• [Objective]: Return the listing below word for word.

• [Provided material]:
Start

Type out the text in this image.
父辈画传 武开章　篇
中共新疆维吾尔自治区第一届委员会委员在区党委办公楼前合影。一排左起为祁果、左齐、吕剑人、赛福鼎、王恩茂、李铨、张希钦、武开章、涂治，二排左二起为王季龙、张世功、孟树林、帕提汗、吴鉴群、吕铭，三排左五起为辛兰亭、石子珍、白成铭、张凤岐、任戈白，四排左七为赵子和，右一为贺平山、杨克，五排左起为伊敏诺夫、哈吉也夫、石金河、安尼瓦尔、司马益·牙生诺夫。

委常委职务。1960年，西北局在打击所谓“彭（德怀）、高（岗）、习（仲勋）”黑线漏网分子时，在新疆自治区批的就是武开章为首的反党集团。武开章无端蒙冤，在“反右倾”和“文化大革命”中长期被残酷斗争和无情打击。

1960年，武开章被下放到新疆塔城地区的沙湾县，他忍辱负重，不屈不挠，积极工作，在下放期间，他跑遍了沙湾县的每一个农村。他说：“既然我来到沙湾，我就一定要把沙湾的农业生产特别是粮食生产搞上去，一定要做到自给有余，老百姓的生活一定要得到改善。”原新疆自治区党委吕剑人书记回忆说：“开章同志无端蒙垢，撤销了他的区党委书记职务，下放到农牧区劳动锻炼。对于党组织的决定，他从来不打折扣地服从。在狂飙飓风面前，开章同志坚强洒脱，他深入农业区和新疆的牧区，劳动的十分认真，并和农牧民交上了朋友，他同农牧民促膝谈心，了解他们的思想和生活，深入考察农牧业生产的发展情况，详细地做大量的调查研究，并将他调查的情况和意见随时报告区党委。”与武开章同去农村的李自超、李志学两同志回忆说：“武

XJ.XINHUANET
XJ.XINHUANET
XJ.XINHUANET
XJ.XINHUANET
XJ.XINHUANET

End

• [Written answer]:
Type out the text in this image.
父辈画传 武开章　篇
中共新疆维吾尔自治区第一届委员会委员在区党委办公楼前合影。一排左起为祁果、左齐、吕剑人、赛福鼎、王恩茂、李铨、张希钦、武开章、涂治，二排左二起为王季龙、张世功、孟树林、帕提汗、吴鉴群、吕铭，三排左五起为辛兰亭、石子珍、白成铭、张凤岐、任戈白，四排左七为赵子和，右一为贺平山、杨克，五排左起为伊敏诺夫、哈吉也夫、石金河、安尼瓦尔、司马益·牙生诺夫。

委常委职务。1960年，西北局在打击所谓“彭（德怀）、高（岗）、习（仲勋）”黑线漏网分子时，在新疆自治区批的就是武开章为首的反党集团。武开章无端蒙冤，在“反右倾”和“文化大革命”中长期被残酷斗争和无情打击。

1960年，武开章被下放到新疆塔城地区的沙湾县，他忍辱负重，不屈不挠，积极工作，在下放期间，他跑遍了沙湾县的每一个农村。他说：“既然我来到沙湾，我就一定要把沙湾的农业生产特别是粮食生产搞上去，一定要做到自给有余，老百姓的生活一定要得到改善。”原新疆自治区党委吕剑人书记回忆说：“开章同志无端蒙垢，撤销了他的区党委书记职务，下放到农牧区劳动锻炼。对于党组织的决定，他从来不打折扣地服从。在狂飙飓风面前，开章同志坚强洒脱，他深入农业区和新疆的牧区，劳动的十分认真，并和农牧民交上了朋友，他同农牧民促膝谈心，了解他们的思想和生活，深入考察农牧业生产的发展情况，详细地做大量的调查研究，并将他调查的情况和意见随时报告区党委。”与武开章同去农村的李自超、李志学两同志回忆说：“武

XJ.XINHUANET
XJ.XINHUANET
XJ.XINHUANET
XJ.XINHUANET
XJ.XINHUANET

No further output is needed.